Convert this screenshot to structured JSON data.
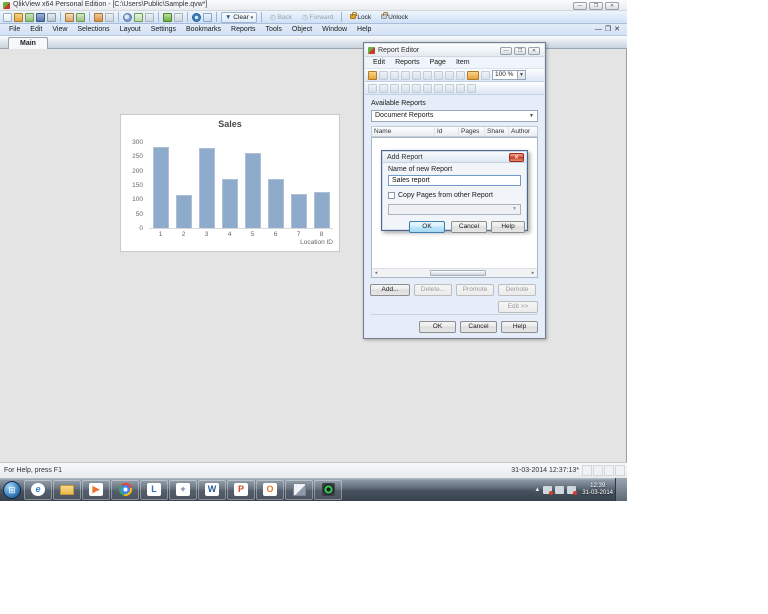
{
  "window": {
    "title": "QlikView x64 Personal Edition - [C:\\Users\\Public\\Sample.qvw*]"
  },
  "toolbar": {
    "clear_label": "Clear",
    "back_label": "Back",
    "forward_label": "Forward",
    "lock_label": "Lock",
    "unlock_label": "Unlock",
    "icons": [
      "new-document-icon",
      "open-icon",
      "refresh-icon",
      "save-icon",
      "print-icon",
      "edit-icon",
      "reload-icon",
      "undo-icon",
      "redo-icon",
      "search-icon",
      "current-selections-icon",
      "quick-change-icon",
      "favorites-icon",
      "design-grid-icon",
      "help-icon",
      "whats-this-icon"
    ]
  },
  "menubar": {
    "items": [
      "File",
      "Edit",
      "View",
      "Selections",
      "Layout",
      "Settings",
      "Bookmarks",
      "Reports",
      "Tools",
      "Object",
      "Window",
      "Help"
    ]
  },
  "tabs": {
    "main": "Main"
  },
  "chart_data": {
    "type": "bar",
    "title": "Sales",
    "categories": [
      "1",
      "2",
      "3",
      "4",
      "5",
      "6",
      "7",
      "8"
    ],
    "values": [
      285,
      115,
      282,
      173,
      263,
      172,
      120,
      128
    ],
    "xlabel": "Location ID",
    "ylabel": "",
    "ylim": [
      0,
      300
    ],
    "yticks": [
      0,
      50,
      100,
      150,
      200,
      250,
      300
    ],
    "bar_color": "#8fabcb",
    "legend": "none",
    "grid": "off"
  },
  "report_editor": {
    "title": "Report Editor",
    "menu": [
      "Edit",
      "Reports",
      "Page",
      "Item"
    ],
    "zoom_value": "100 %",
    "available_reports_label": "Available Reports",
    "reports_combo_value": "Document Reports",
    "table_headers": [
      "Name",
      "Id",
      "Pages",
      "Share",
      "Author"
    ],
    "buttons": {
      "add": "Add...",
      "delete": "Delete...",
      "promote": "Promote",
      "demote": "Demote",
      "edit": "Edit >>",
      "ok": "OK",
      "cancel": "Cancel",
      "help": "Help"
    }
  },
  "add_report": {
    "title": "Add Report",
    "name_label": "Name of new Report",
    "name_value": "Sales report",
    "copy_checkbox_label": "Copy Pages from other Report",
    "checkbox_checked": false,
    "buttons": {
      "ok": "OK",
      "cancel": "Cancel",
      "help": "Help"
    }
  },
  "status_bar": {
    "left": "For Help, press F1",
    "right": "31-03-2014 12:37:13*"
  },
  "taskbar": {
    "pinned": [
      "start-orb",
      "internet-explorer",
      "windows-explorer",
      "media-player",
      "chrome",
      "launcher-l",
      "picture-tool",
      "word",
      "powerpoint",
      "outlook",
      "journal",
      "webcam-app"
    ],
    "tray_icons": [
      "network-error-icon",
      "printer-icon",
      "volume-muted-icon"
    ],
    "clock_time": "12:39",
    "clock_date": "31-03-2014"
  },
  "colors": {
    "bar_fill": "#8fabcb",
    "toolbar_blue": "#cfe0f6",
    "taskbar_dark": "#47525f",
    "dialog_frame": "#4e698c",
    "default_button_border": "#3c7fb1",
    "close_button_red": "#c13b22"
  }
}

+++++

• Work to be completed:
Retype all entries exactly as they appear, dropping the images.

• Expected answer:
Convert this screenshot to structured JSON data.
{
  "window": {
    "title": "QlikView x64 Personal Edition - [C:\\Users\\Public\\Sample.qvw*]"
  },
  "toolbar": {
    "clear_label": "Clear",
    "back_label": "Back",
    "forward_label": "Forward",
    "lock_label": "Lock",
    "unlock_label": "Unlock",
    "icons": [
      "new-document-icon",
      "open-icon",
      "refresh-icon",
      "save-icon",
      "print-icon",
      "edit-icon",
      "reload-icon",
      "undo-icon",
      "redo-icon",
      "search-icon",
      "current-selections-icon",
      "quick-change-icon",
      "favorites-icon",
      "design-grid-icon",
      "help-icon",
      "whats-this-icon"
    ]
  },
  "menubar": {
    "items": [
      "File",
      "Edit",
      "View",
      "Selections",
      "Layout",
      "Settings",
      "Bookmarks",
      "Reports",
      "Tools",
      "Object",
      "Window",
      "Help"
    ]
  },
  "tabs": {
    "main": "Main"
  },
  "chart_data": {
    "type": "bar",
    "title": "Sales",
    "categories": [
      "1",
      "2",
      "3",
      "4",
      "5",
      "6",
      "7",
      "8"
    ],
    "values": [
      285,
      115,
      282,
      173,
      263,
      172,
      120,
      128
    ],
    "xlabel": "Location ID",
    "ylabel": "",
    "ylim": [
      0,
      300
    ],
    "yticks": [
      0,
      50,
      100,
      150,
      200,
      250,
      300
    ],
    "bar_color": "#8fabcb",
    "legend": "none",
    "grid": "off"
  },
  "report_editor": {
    "title": "Report Editor",
    "menu": [
      "Edit",
      "Reports",
      "Page",
      "Item"
    ],
    "zoom_value": "100 %",
    "available_reports_label": "Available Reports",
    "reports_combo_value": "Document Reports",
    "table_headers": [
      "Name",
      "Id",
      "Pages",
      "Share",
      "Author"
    ],
    "buttons": {
      "add": "Add...",
      "delete": "Delete...",
      "promote": "Promote",
      "demote": "Demote",
      "edit": "Edit >>",
      "ok": "OK",
      "cancel": "Cancel",
      "help": "Help"
    }
  },
  "add_report": {
    "title": "Add Report",
    "name_label": "Name of new Report",
    "name_value": "Sales report",
    "copy_checkbox_label": "Copy Pages from other Report",
    "checkbox_checked": false,
    "buttons": {
      "ok": "OK",
      "cancel": "Cancel",
      "help": "Help"
    }
  },
  "status_bar": {
    "left": "For Help, press F1",
    "right": "31-03-2014 12:37:13*"
  },
  "taskbar": {
    "pinned": [
      "start-orb",
      "internet-explorer",
      "windows-explorer",
      "media-player",
      "chrome",
      "launcher-l",
      "picture-tool",
      "word",
      "powerpoint",
      "outlook",
      "journal",
      "webcam-app"
    ],
    "tray_icons": [
      "network-error-icon",
      "printer-icon",
      "volume-muted-icon"
    ],
    "clock_time": "12:39",
    "clock_date": "31-03-2014"
  },
  "colors": {
    "bar_fill": "#8fabcb",
    "toolbar_blue": "#cfe0f6",
    "taskbar_dark": "#47525f",
    "dialog_frame": "#4e698c",
    "default_button_border": "#3c7fb1",
    "close_button_red": "#c13b22"
  }
}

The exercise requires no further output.